WHAT YOU HAVE TO DO. Of the lines below, how many hold the string "this"? Give only the number.

• • • •

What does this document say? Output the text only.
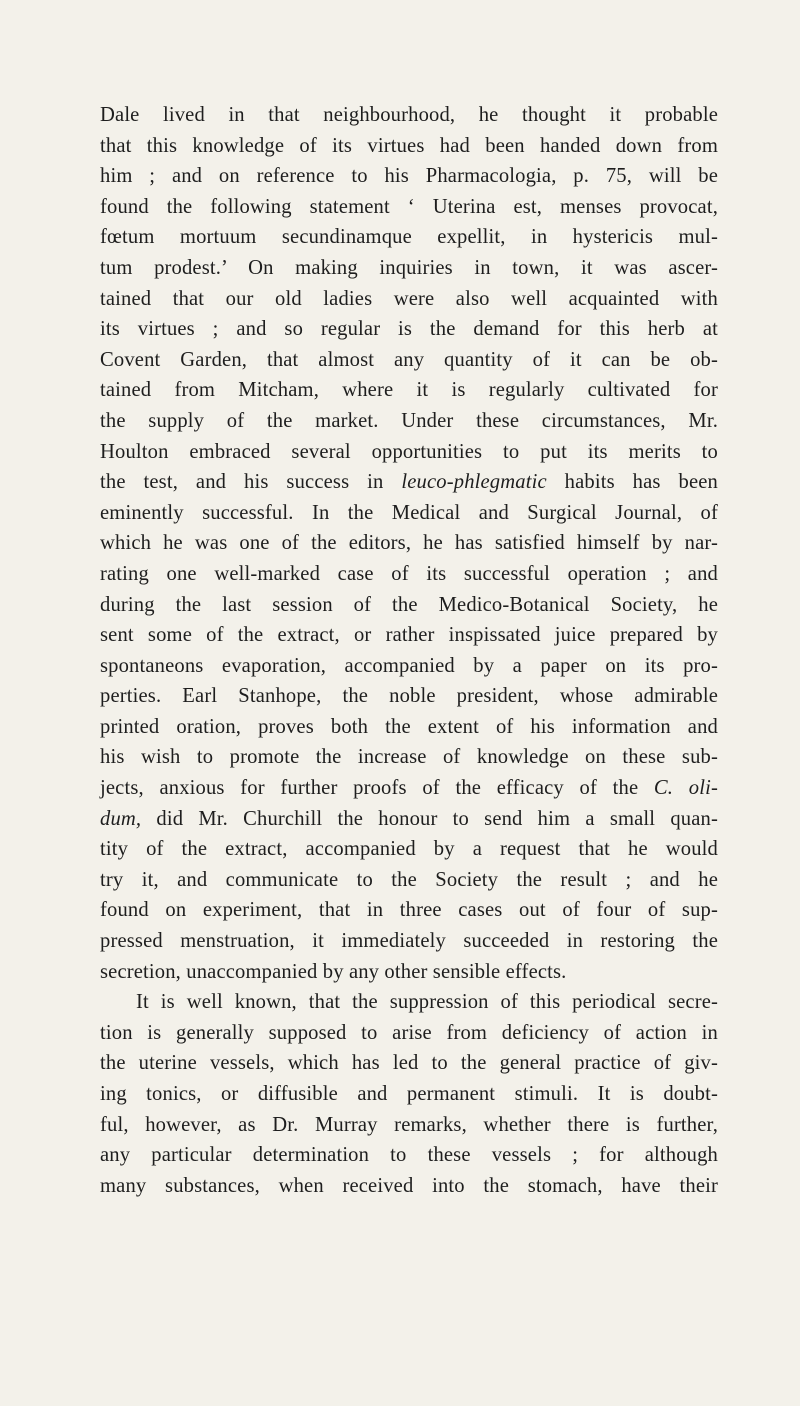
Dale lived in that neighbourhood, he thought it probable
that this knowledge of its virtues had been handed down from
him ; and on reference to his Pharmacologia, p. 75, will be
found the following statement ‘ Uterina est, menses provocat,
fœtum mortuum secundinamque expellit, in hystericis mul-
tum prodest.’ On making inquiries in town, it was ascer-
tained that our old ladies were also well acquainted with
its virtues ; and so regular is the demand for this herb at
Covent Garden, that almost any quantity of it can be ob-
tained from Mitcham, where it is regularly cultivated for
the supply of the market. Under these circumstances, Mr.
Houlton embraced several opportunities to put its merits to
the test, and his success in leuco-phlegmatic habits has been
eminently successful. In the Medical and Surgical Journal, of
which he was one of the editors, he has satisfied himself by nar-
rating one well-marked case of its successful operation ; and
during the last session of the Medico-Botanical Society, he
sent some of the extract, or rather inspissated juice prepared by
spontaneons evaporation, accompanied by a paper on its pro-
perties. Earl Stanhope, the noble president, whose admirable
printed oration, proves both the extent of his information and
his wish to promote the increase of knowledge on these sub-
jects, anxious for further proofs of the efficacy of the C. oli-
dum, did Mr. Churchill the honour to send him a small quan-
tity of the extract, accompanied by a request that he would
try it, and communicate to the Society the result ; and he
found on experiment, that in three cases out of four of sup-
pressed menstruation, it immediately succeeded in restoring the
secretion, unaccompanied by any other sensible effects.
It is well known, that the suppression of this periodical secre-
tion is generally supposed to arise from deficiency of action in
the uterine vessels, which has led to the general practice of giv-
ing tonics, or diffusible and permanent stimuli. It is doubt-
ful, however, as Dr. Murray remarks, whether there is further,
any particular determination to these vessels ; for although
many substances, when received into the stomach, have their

• • • •

COMPLETE RESPONSE. 4